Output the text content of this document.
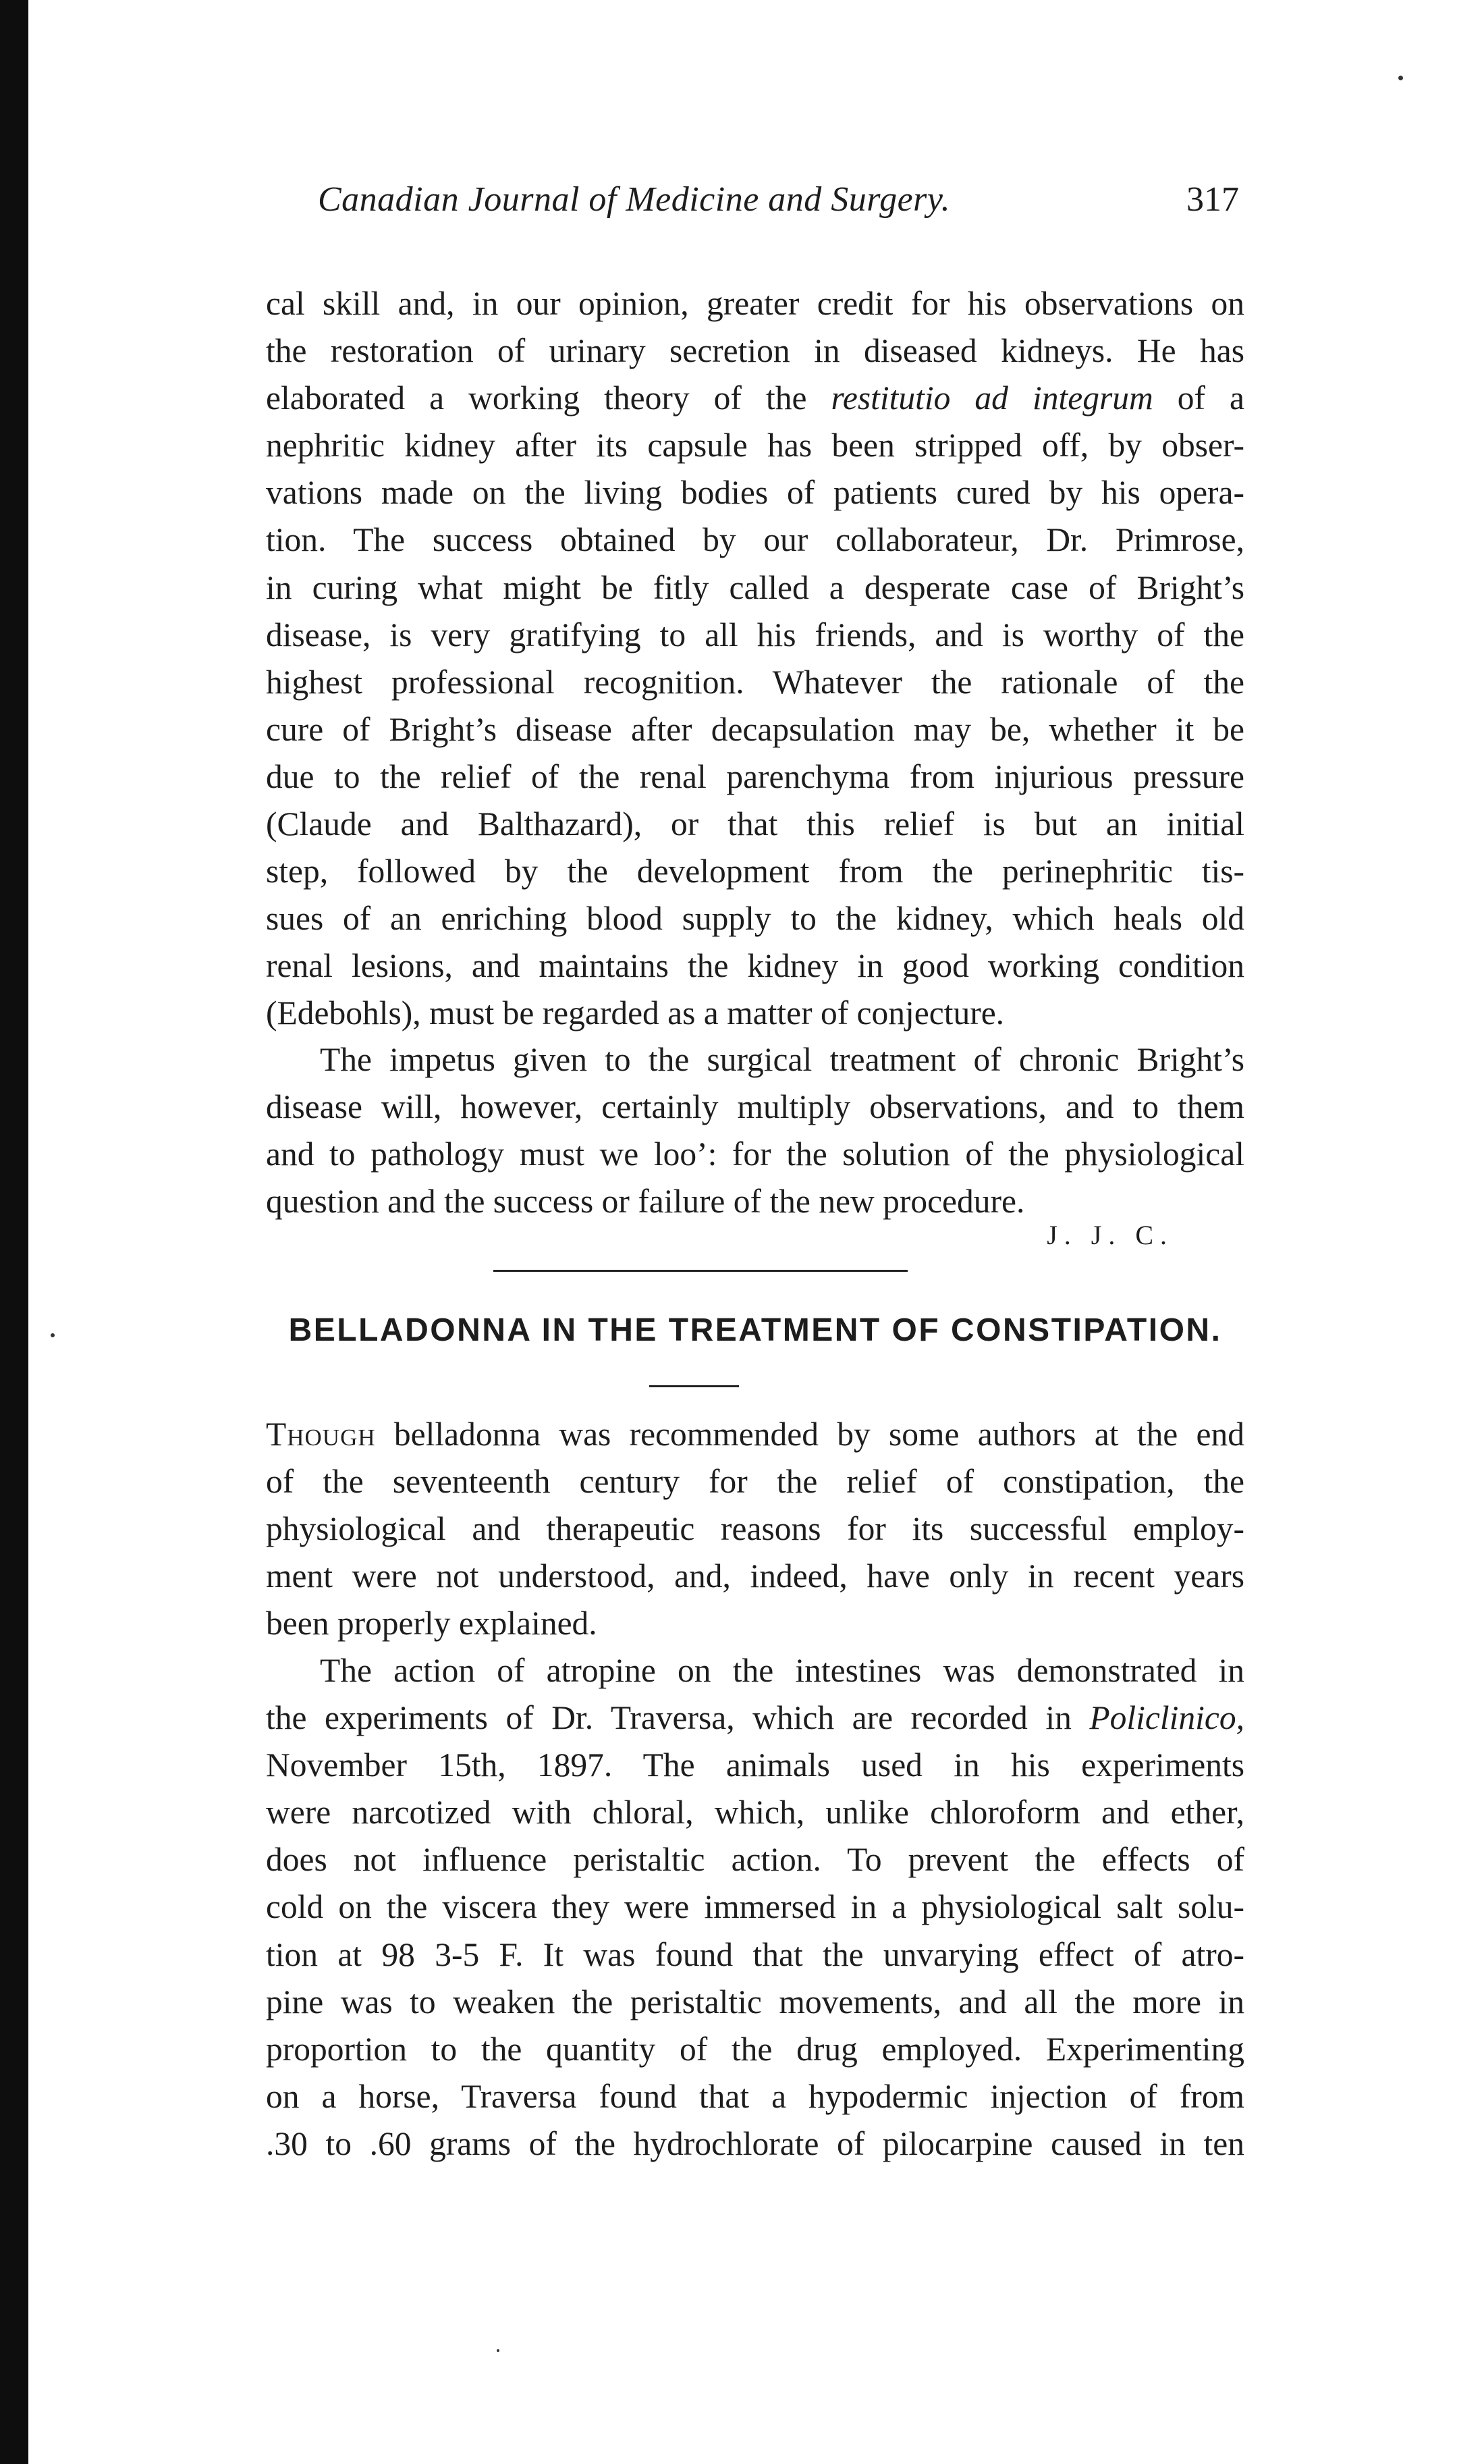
Canadian Journal of Medicine and Surgery.	317
cal skill and, in our opinion, greater credit for his observations on
the restoration of urinary secretion in diseased kidneys. He has
elaborated a working theory of the restitutio ad integrum of a
nephritic kidney after its capsule has been stripped off, by obser-
vations made on the living bodies of patients cured by his opera-
tion. The success obtained by our collaborateur, Dr. Primrose,
in curing what might be fitly called a desperate case of Bright’s
disease, is very gratifying to all his friends, and is worthy of the
highest professional recognition. Whatever the rationale of the
cure of Bright’s disease after decapsulation may be, whether it be
due to the relief of the renal parenchyma from injurious pressure
(Claude and Balthazard), or that this relief is but an initial
step, followed by the development from the perinephritic tis-
sues of an enriching blood supply to the kidney, which heals old
renal lesions, and maintains the kidney in good working condition
(Edebohls), must be regarded as a matter of conjecture.
The impetus given to the surgical treatment of chronic Bright’s
disease will, however, certainly multiply observations, and to them
and to pathology must we loo’: for the solution of the physiological
question and the success or failure of the new procedure.
J. J. C.
BELLADONNA IN THE TREATMENT OF CONSTIPATION.
Though belladonna was recommended by some authors at the end
of the seventeenth century for the relief of constipation, the
physiological and therapeutic reasons for its successful employ-
ment were not understood, and, indeed, have only in recent years
been properly explained.
The action of atropine on the intestines was demonstrated in
the experiments of Dr. Traversa, which are recorded in Policlinico,
November 15th, 1897. The animals used in his experiments
were narcotized with chloral, which, unlike chloroform and ether,
does not influence peristaltic action. To prevent the effects of
cold on the viscera they were immersed in a physiological salt solu-
tion at 98 3-5 F. It was found that the unvarying effect of atro-
pine was to weaken the peristaltic movements, and all the more in
proportion to the quantity of the drug employed. Experimenting
on a horse, Traversa found that a hypodermic injection of from
.30 to .60 grams of the hydrochlorate of pilocarpine caused in ten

-*-

◆ **REQUIREMENT**
Give an exact copy of the data, and omit any pictures it holds.

◆ **RESPONSE BELOW**
Output the text content of this document.
Canadian Journal of Medicine and Surgery.	317
cal skill and, in our opinion, greater credit for his observations on
the restoration of urinary secretion in diseased kidneys. He has
elaborated a working theory of the restitutio ad integrum of a
nephritic kidney after its capsule has been stripped off, by obser-
vations made on the living bodies of patients cured by his opera-
tion. The success obtained by our collaborateur, Dr. Primrose,
in curing what might be fitly called a desperate case of Bright’s
disease, is very gratifying to all his friends, and is worthy of the
highest professional recognition. Whatever the rationale of the
cure of Bright’s disease after decapsulation may be, whether it be
due to the relief of the renal parenchyma from injurious pressure
(Claude and Balthazard), or that this relief is but an initial
step, followed by the development from the perinephritic tis-
sues of an enriching blood supply to the kidney, which heals old
renal lesions, and maintains the kidney in good working condition
(Edebohls), must be regarded as a matter of conjecture.
The impetus given to the surgical treatment of chronic Bright’s
disease will, however, certainly multiply observations, and to them
and to pathology must we loo’: for the solution of the physiological
question and the success or failure of the new procedure.
J. J. C.
BELLADONNA IN THE TREATMENT OF CONSTIPATION.
Though belladonna was recommended by some authors at the end
of the seventeenth century for the relief of constipation, the
physiological and therapeutic reasons for its successful employ-
ment were not understood, and, indeed, have only in recent years
been properly explained.
The action of atropine on the intestines was demonstrated in
the experiments of Dr. Traversa, which are recorded in Policlinico,
November 15th, 1897. The animals used in his experiments
were narcotized with chloral, which, unlike chloroform and ether,
does not influence peristaltic action. To prevent the effects of
cold on the viscera they were immersed in a physiological salt solu-
tion at 98 3-5 F. It was found that the unvarying effect of atro-
pine was to weaken the peristaltic movements, and all the more in
proportion to the quantity of the drug employed. Experimenting
on a horse, Traversa found that a hypodermic injection of from
.30 to .60 grams of the hydrochlorate of pilocarpine caused in ten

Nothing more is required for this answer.